● **Task goal**:
Where a line holds the word "insight", copy that line.

● **Task inputs**:
□ □ □

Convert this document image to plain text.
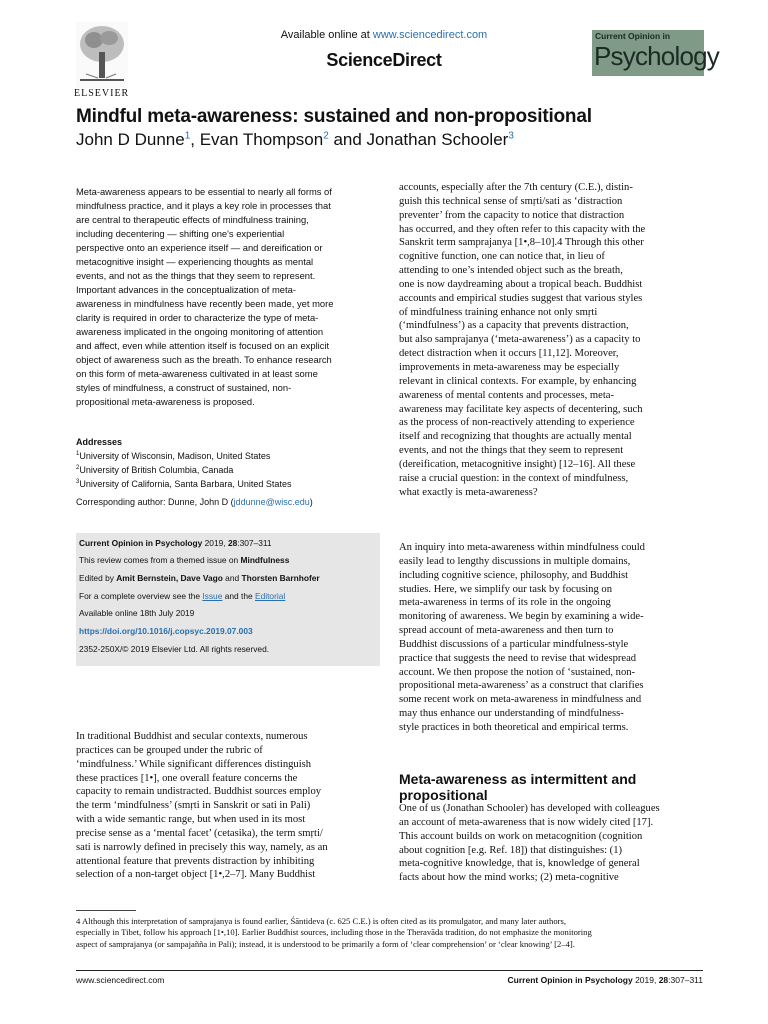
ELSEVIER
Available online at www.sciencedirect.com
ScienceDirect
Current Opinion in
Psychology
Mindful meta-awareness: sustained and non-propositional
John D Dunne$^1$, Evan Thompson$^2$ and Jonathan Schooler$^3$
Meta-awareness appears to be essential to nearly all forms of
mindfulness practice, and it plays a key role in processes that
are central to therapeutic effects of mindfulness training,
including decentering — shifting one's experiential
perspective onto an experience itself — and dereification or
metacognitive insight — experiencing thoughts as mental
events, and not as the things that they seem to represent.
Important advances in the conceptualization of meta-
awareness in mindfulness have recently been made, yet more
clarity is required in order to characterize the type of meta-
awareness implicated in the ongoing monitoring of attention
and affect, even while attention itself is focused on an explicit
object of awareness such as the breath. To enhance research
on this form of meta-awareness cultivated in at least some
styles of mindfulness, a construct of sustained, non-
propositional meta-awareness is proposed.
Addresses
$^1$University of Wisconsin, Madison, United States
$^2$University of British Columbia, Canada
$^3$University of California, Santa Barbara, United States
Corresponding author: Dunne, John D (jddunne@wisc.edu)
Current Opinion in Psychology 2019, 28:307–311
This review comes from a themed issue on Mindfulness
Edited by Amit Bernstein, Dave Vago and Thorsten Barnhofer
For a complete overview see the Issue and the Editorial
Available online 18th July 2019
https://doi.org/10.1016/j.copsyc.2019.07.003
2352-250X/© 2019 Elsevier Ltd. All rights reserved.
In traditional Buddhist and secular contexts, numerous
practices can be grouped under the rubric of
‘mindfulness.’ While significant differences distinguish
these practices [1•], one overall feature concerns the
capacity to remain undistracted. Buddhist sources employ
the term ‘mindfulness’ (smṛti in Sanskrit or sati in Pali)
with a wide semantic range, but when used in its most
precise sense as a ‘mental facet’ (cetasika), the term smṛti/
sati is narrowly defined in precisely this way, namely, as an
attentional feature that prevents distraction by inhibiting
selection of a non-target object [1•,2–7]. Many Buddhist
accounts, especially after the 7th century (C.E.), distin-
guish this technical sense of smṛti/sati as ‘distraction
preventer’ from the capacity to notice that distraction
has occurred, and they often refer to this capacity with the
Sanskrit term samprajanya [1•,8–10].4 Through this other
cognitive function, one can notice that, in lieu of
attending to one’s intended object such as the breath,
one is now daydreaming about a tropical beach. Buddhist
accounts and empirical studies suggest that various styles
of mindfulness training enhance not only smṛti
(‘mindfulness’) as a capacity that prevents distraction,
but also samprajanya (‘meta-awareness’) as a capacity to
detect distraction when it occurs [11,12]. Moreover,
improvements in meta-awareness may be especially
relevant in clinical contexts. For example, by enhancing
awareness of mental contents and processes, meta-
awareness may facilitate key aspects of decentering, such
as the process of non-reactively attending to experience
itself and recognizing that thoughts are actually mental
events, and not the things that they seem to represent
(dereification, metacognitive insight) [12–16]. All these
raise a crucial question: in the context of mindfulness,
what exactly is meta-awareness?
An inquiry into meta-awareness within mindfulness could
easily lead to lengthy discussions in multiple domains,
including cognitive science, philosophy, and Buddhist
studies. Here, we simplify our task by focusing on
meta-awareness in terms of its role in the ongoing
monitoring of awareness. We begin by examining a wide-
spread account of meta-awareness and then turn to
Buddhist discussions of a particular mindfulness-style
practice that suggests the need to revise that widespread
account. We then propose the notion of ‘sustained, non-
propositional meta-awareness’ as a construct that clarifies
some recent work on meta-awareness in mindfulness and
may thus enhance our understanding of mindfulness-
style practices in both theoretical and empirical terms.
Meta-awareness as intermittent and
propositional
One of us (Jonathan Schooler) has developed with colleagues
an account of meta-awareness that is now widely cited [17].
This account builds on work on metacognition (cognition
about cognition [e.g. Ref. 18]) that distinguishes: (1)
meta-cognitive knowledge, that is, knowledge of general
facts about how the mind works; (2) meta-cognitive
4 Although this interpretation of samprajanya is found earlier, Śāntideva (c. 625 C.E.) is often cited as its promulgator, and many later authors,
especially in Tibet, follow his approach [1•,10]. Earlier Buddhist sources, including those in the Theravāda tradition, do not emphasize the monitoring
aspect of samprajanya (or sampajañña in Pali); instead, it is understood to be primarily a form of ‘clear comprehension’ or ‘clear knowing’ [2–4].
www.sciencedirect.com	Current Opinion in Psychology 2019, 28:307–311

□ □ □

● **Exercise output**:
metacognitive insight — experiencing thoughts as mental
(dereification, metacognitive insight) [12–16]. All these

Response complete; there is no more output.